Copy every entry word for word. Skip the pictures.
═══ Data for processing ═══
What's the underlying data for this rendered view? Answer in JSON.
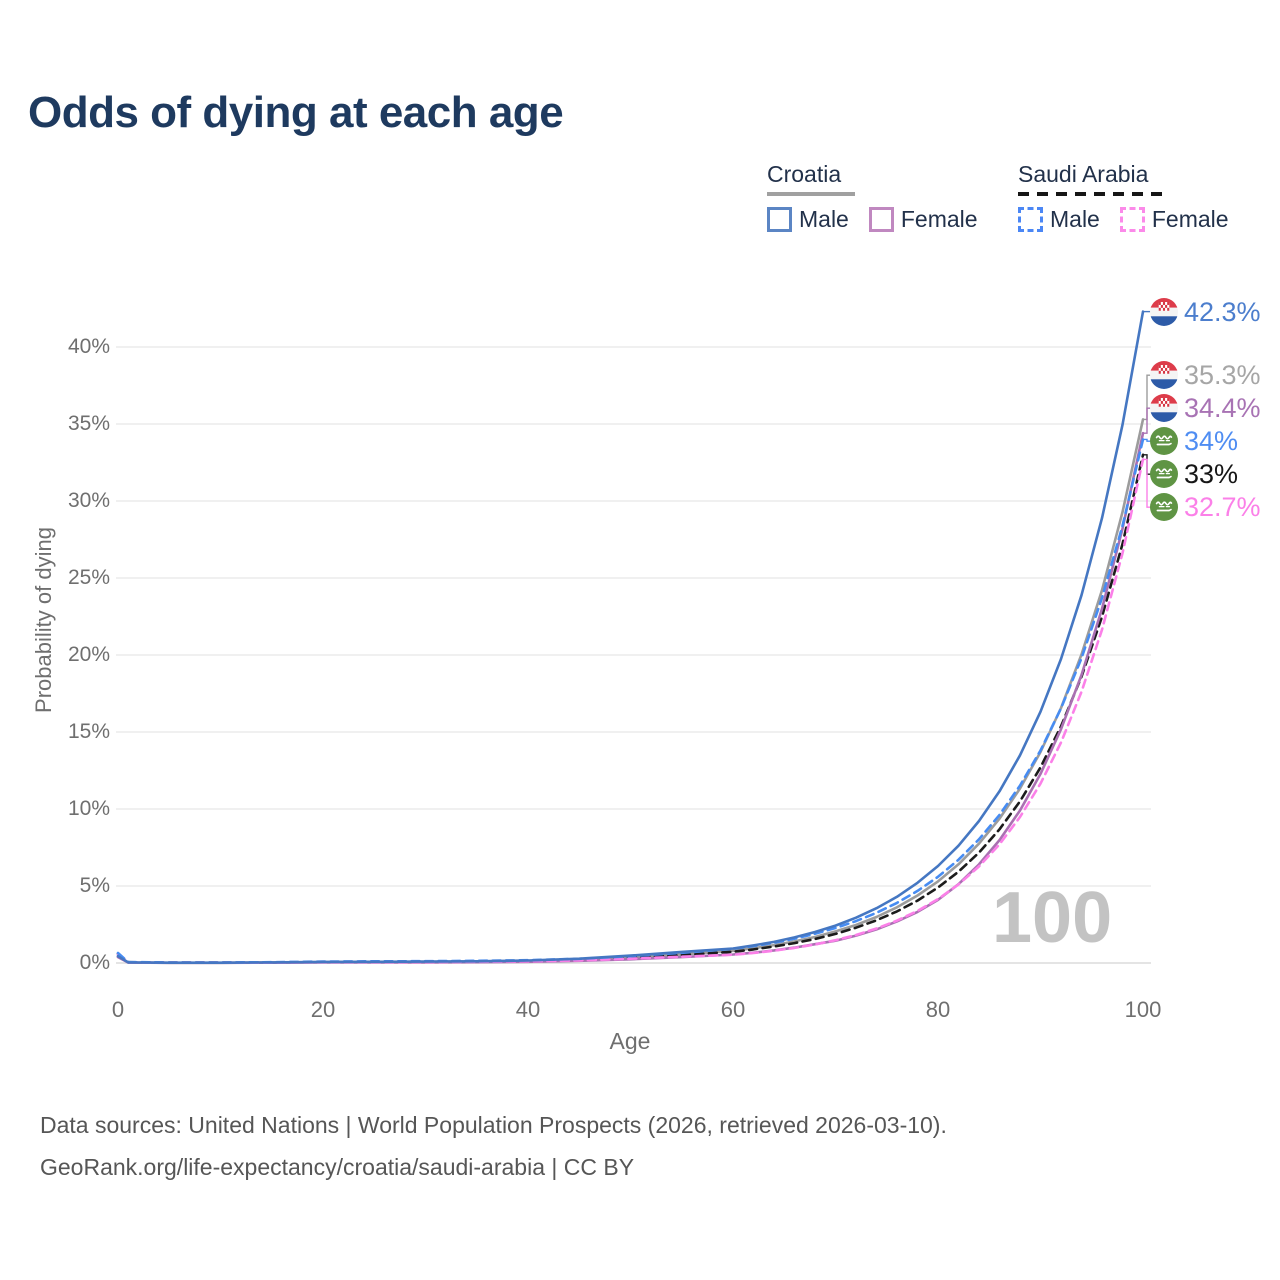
{
  "title": "Odds of dying at each age",
  "colors": {
    "title_text": "#1e3a5f",
    "axis_text": "#6f6f6f",
    "grid": "#ebebeb",
    "zero_line": "#dcdcdc",
    "watermark": "#c3c3c3",
    "footer_text": "#565656"
  },
  "legend": {
    "groups": [
      {
        "label": "Croatia",
        "underline_style": "solid",
        "underline_color": "#a0a0a0",
        "items": [
          {
            "label": "Male",
            "color": "#5b85c4",
            "dash": false
          },
          {
            "label": "Female",
            "color": "#c088c0",
            "dash": false
          }
        ]
      },
      {
        "label": "Saudi Arabia",
        "underline_style": "dashed",
        "underline_color": "#161616",
        "items": [
          {
            "label": "Male",
            "color": "#4b87f5",
            "dash": true
          },
          {
            "label": "Female",
            "color": "#fb8ae9",
            "dash": true
          }
        ]
      }
    ]
  },
  "chart_data": {
    "type": "line",
    "title": "Odds of dying at each age",
    "xlabel": "Age",
    "ylabel": "Probability of dying",
    "xlim": [
      0,
      100
    ],
    "ylim": [
      0,
      43
    ],
    "x_ticks": [
      0,
      20,
      40,
      60,
      80,
      100
    ],
    "y_ticks": [
      0,
      5,
      10,
      15,
      20,
      25,
      30,
      35,
      40
    ],
    "grid": "horizontal",
    "legend_position": "top-right",
    "watermark": "100",
    "ages": [
      0,
      1,
      5,
      10,
      15,
      20,
      25,
      30,
      35,
      40,
      45,
      50,
      55,
      60,
      62,
      64,
      66,
      68,
      70,
      72,
      74,
      76,
      78,
      80,
      82,
      84,
      86,
      88,
      90,
      92,
      94,
      96,
      98,
      100
    ],
    "series": [
      {
        "name": "Croatia Male",
        "country": "croatia",
        "sex": "male",
        "line": "solid",
        "color": "#4577c2",
        "label_color": "#4c7ecd",
        "end_label": "42.3%",
        "end_value": 42.3,
        "values": [
          0.45,
          0.04,
          0.02,
          0.02,
          0.04,
          0.07,
          0.08,
          0.09,
          0.11,
          0.16,
          0.28,
          0.48,
          0.72,
          0.94,
          1.14,
          1.37,
          1.66,
          2.01,
          2.43,
          2.94,
          3.56,
          4.3,
          5.21,
          6.3,
          7.62,
          9.22,
          11.15,
          13.49,
          16.32,
          19.74,
          23.88,
          28.89,
          34.95,
          42.3
        ]
      },
      {
        "name": "Croatia Both sexes",
        "country": "croatia",
        "sex": "both",
        "line": "solid",
        "color": "#9c9c9c",
        "label_color": "#a6a6a6",
        "end_label": "35.3%",
        "end_value": 35.3,
        "values": [
          0.42,
          0.03,
          0.016,
          0.016,
          0.03,
          0.05,
          0.06,
          0.07,
          0.09,
          0.12,
          0.21,
          0.36,
          0.56,
          0.79,
          0.96,
          1.16,
          1.4,
          1.69,
          2.05,
          2.47,
          2.99,
          3.62,
          4.38,
          5.3,
          6.41,
          7.75,
          9.37,
          11.33,
          13.7,
          16.56,
          20.03,
          24.21,
          29.28,
          35.3
        ]
      },
      {
        "name": "Croatia Female",
        "country": "croatia",
        "sex": "female",
        "line": "solid",
        "color": "#aa70b2",
        "label_color": "#a873b4",
        "end_label": "34.4%",
        "end_value": 34.4,
        "values": [
          0.38,
          0.025,
          0.013,
          0.013,
          0.02,
          0.03,
          0.035,
          0.04,
          0.055,
          0.08,
          0.14,
          0.24,
          0.38,
          0.55,
          0.67,
          0.82,
          1.0,
          1.22,
          1.45,
          1.78,
          2.18,
          2.7,
          3.32,
          4.1,
          5.12,
          6.4,
          7.98,
          9.9,
          12.28,
          15.18,
          18.7,
          23.0,
          28.2,
          34.4
        ]
      },
      {
        "name": "Saudi Arabia Male",
        "country": "saudi",
        "sex": "male",
        "line": "dashed",
        "color": "#478cf2",
        "label_color": "#4f8df2",
        "end_label": "34%",
        "end_value": 34,
        "values": [
          0.65,
          0.06,
          0.03,
          0.03,
          0.05,
          0.09,
          0.11,
          0.12,
          0.14,
          0.18,
          0.27,
          0.44,
          0.66,
          0.92,
          1.1,
          1.32,
          1.58,
          1.9,
          2.27,
          2.72,
          3.26,
          3.9,
          4.68,
          5.6,
          6.71,
          8.03,
          9.62,
          11.52,
          13.8,
          16.53,
          19.79,
          23.71,
          28.39,
          34.0
        ]
      },
      {
        "name": "Saudi Arabia Both sexes",
        "country": "saudi",
        "sex": "both",
        "line": "dashed",
        "color": "#1c1c1c",
        "label_color": "#161616",
        "end_label": "33%",
        "end_value": 33,
        "values": [
          0.6,
          0.05,
          0.026,
          0.026,
          0.04,
          0.06,
          0.07,
          0.08,
          0.1,
          0.13,
          0.21,
          0.34,
          0.52,
          0.73,
          0.88,
          1.07,
          1.29,
          1.56,
          1.89,
          2.29,
          2.77,
          3.35,
          4.05,
          4.9,
          5.93,
          7.17,
          8.68,
          10.5,
          12.7,
          15.37,
          18.59,
          22.49,
          27.21,
          33.0
        ]
      },
      {
        "name": "Saudi Arabia Female",
        "country": "saudi",
        "sex": "female",
        "line": "dashed",
        "color": "#fb80e8",
        "label_color": "#fb80e8",
        "end_label": "32.7%",
        "end_value": 32.7,
        "values": [
          0.55,
          0.045,
          0.023,
          0.023,
          0.035,
          0.05,
          0.055,
          0.06,
          0.08,
          0.11,
          0.17,
          0.28,
          0.41,
          0.53,
          0.65,
          0.8,
          0.98,
          1.2,
          1.48,
          1.82,
          2.24,
          2.75,
          3.38,
          4.15,
          5.1,
          6.27,
          7.71,
          9.48,
          11.65,
          14.32,
          17.61,
          21.64,
          26.61,
          32.7
        ]
      }
    ]
  },
  "footer": {
    "line1": "Data sources: United Nations | World Population Prospects (2026, retrieved 2026-03-10).",
    "line2": "GeoRank.org/life-expectancy/croatia/saudi-arabia | CC BY"
  }
}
═══
- _Exercise response_:
What's the underlying data for this rendered view? Answer in JSON.
{
  "title": "Odds of dying at each age",
  "colors": {
    "title_text": "#1e3a5f",
    "axis_text": "#6f6f6f",
    "grid": "#ebebeb",
    "zero_line": "#dcdcdc",
    "watermark": "#c3c3c3",
    "footer_text": "#565656"
  },
  "legend": {
    "groups": [
      {
        "label": "Croatia",
        "underline_style": "solid",
        "underline_color": "#a0a0a0",
        "items": [
          {
            "label": "Male",
            "color": "#5b85c4",
            "dash": false
          },
          {
            "label": "Female",
            "color": "#c088c0",
            "dash": false
          }
        ]
      },
      {
        "label": "Saudi Arabia",
        "underline_style": "dashed",
        "underline_color": "#161616",
        "items": [
          {
            "label": "Male",
            "color": "#4b87f5",
            "dash": true
          },
          {
            "label": "Female",
            "color": "#fb8ae9",
            "dash": true
          }
        ]
      }
    ]
  },
  "chart_data": {
    "type": "line",
    "title": "Odds of dying at each age",
    "xlabel": "Age",
    "ylabel": "Probability of dying",
    "xlim": [
      0,
      100
    ],
    "ylim": [
      0,
      43
    ],
    "x_ticks": [
      0,
      20,
      40,
      60,
      80,
      100
    ],
    "y_ticks": [
      0,
      5,
      10,
      15,
      20,
      25,
      30,
      35,
      40
    ],
    "grid": "horizontal",
    "legend_position": "top-right",
    "watermark": "100",
    "ages": [
      0,
      1,
      5,
      10,
      15,
      20,
      25,
      30,
      35,
      40,
      45,
      50,
      55,
      60,
      62,
      64,
      66,
      68,
      70,
      72,
      74,
      76,
      78,
      80,
      82,
      84,
      86,
      88,
      90,
      92,
      94,
      96,
      98,
      100
    ],
    "series": [
      {
        "name": "Croatia Male",
        "country": "croatia",
        "sex": "male",
        "line": "solid",
        "color": "#4577c2",
        "label_color": "#4c7ecd",
        "end_label": "42.3%",
        "end_value": 42.3,
        "values": [
          0.45,
          0.04,
          0.02,
          0.02,
          0.04,
          0.07,
          0.08,
          0.09,
          0.11,
          0.16,
          0.28,
          0.48,
          0.72,
          0.94,
          1.14,
          1.37,
          1.66,
          2.01,
          2.43,
          2.94,
          3.56,
          4.3,
          5.21,
          6.3,
          7.62,
          9.22,
          11.15,
          13.49,
          16.32,
          19.74,
          23.88,
          28.89,
          34.95,
          42.3
        ]
      },
      {
        "name": "Croatia Both sexes",
        "country": "croatia",
        "sex": "both",
        "line": "solid",
        "color": "#9c9c9c",
        "label_color": "#a6a6a6",
        "end_label": "35.3%",
        "end_value": 35.3,
        "values": [
          0.42,
          0.03,
          0.016,
          0.016,
          0.03,
          0.05,
          0.06,
          0.07,
          0.09,
          0.12,
          0.21,
          0.36,
          0.56,
          0.79,
          0.96,
          1.16,
          1.4,
          1.69,
          2.05,
          2.47,
          2.99,
          3.62,
          4.38,
          5.3,
          6.41,
          7.75,
          9.37,
          11.33,
          13.7,
          16.56,
          20.03,
          24.21,
          29.28,
          35.3
        ]
      },
      {
        "name": "Croatia Female",
        "country": "croatia",
        "sex": "female",
        "line": "solid",
        "color": "#aa70b2",
        "label_color": "#a873b4",
        "end_label": "34.4%",
        "end_value": 34.4,
        "values": [
          0.38,
          0.025,
          0.013,
          0.013,
          0.02,
          0.03,
          0.035,
          0.04,
          0.055,
          0.08,
          0.14,
          0.24,
          0.38,
          0.55,
          0.67,
          0.82,
          1.0,
          1.22,
          1.45,
          1.78,
          2.18,
          2.7,
          3.32,
          4.1,
          5.12,
          6.4,
          7.98,
          9.9,
          12.28,
          15.18,
          18.7,
          23.0,
          28.2,
          34.4
        ]
      },
      {
        "name": "Saudi Arabia Male",
        "country": "saudi",
        "sex": "male",
        "line": "dashed",
        "color": "#478cf2",
        "label_color": "#4f8df2",
        "end_label": "34%",
        "end_value": 34,
        "values": [
          0.65,
          0.06,
          0.03,
          0.03,
          0.05,
          0.09,
          0.11,
          0.12,
          0.14,
          0.18,
          0.27,
          0.44,
          0.66,
          0.92,
          1.1,
          1.32,
          1.58,
          1.9,
          2.27,
          2.72,
          3.26,
          3.9,
          4.68,
          5.6,
          6.71,
          8.03,
          9.62,
          11.52,
          13.8,
          16.53,
          19.79,
          23.71,
          28.39,
          34.0
        ]
      },
      {
        "name": "Saudi Arabia Both sexes",
        "country": "saudi",
        "sex": "both",
        "line": "dashed",
        "color": "#1c1c1c",
        "label_color": "#161616",
        "end_label": "33%",
        "end_value": 33,
        "values": [
          0.6,
          0.05,
          0.026,
          0.026,
          0.04,
          0.06,
          0.07,
          0.08,
          0.1,
          0.13,
          0.21,
          0.34,
          0.52,
          0.73,
          0.88,
          1.07,
          1.29,
          1.56,
          1.89,
          2.29,
          2.77,
          3.35,
          4.05,
          4.9,
          5.93,
          7.17,
          8.68,
          10.5,
          12.7,
          15.37,
          18.59,
          22.49,
          27.21,
          33.0
        ]
      },
      {
        "name": "Saudi Arabia Female",
        "country": "saudi",
        "sex": "female",
        "line": "dashed",
        "color": "#fb80e8",
        "label_color": "#fb80e8",
        "end_label": "32.7%",
        "end_value": 32.7,
        "values": [
          0.55,
          0.045,
          0.023,
          0.023,
          0.035,
          0.05,
          0.055,
          0.06,
          0.08,
          0.11,
          0.17,
          0.28,
          0.41,
          0.53,
          0.65,
          0.8,
          0.98,
          1.2,
          1.48,
          1.82,
          2.24,
          2.75,
          3.38,
          4.15,
          5.1,
          6.27,
          7.71,
          9.48,
          11.65,
          14.32,
          17.61,
          21.64,
          26.61,
          32.7
        ]
      }
    ]
  },
  "footer": {
    "line1": "Data sources: United Nations | World Population Prospects (2026, retrieved 2026-03-10).",
    "line2": "GeoRank.org/life-expectancy/croatia/saudi-arabia | CC BY"
  }
}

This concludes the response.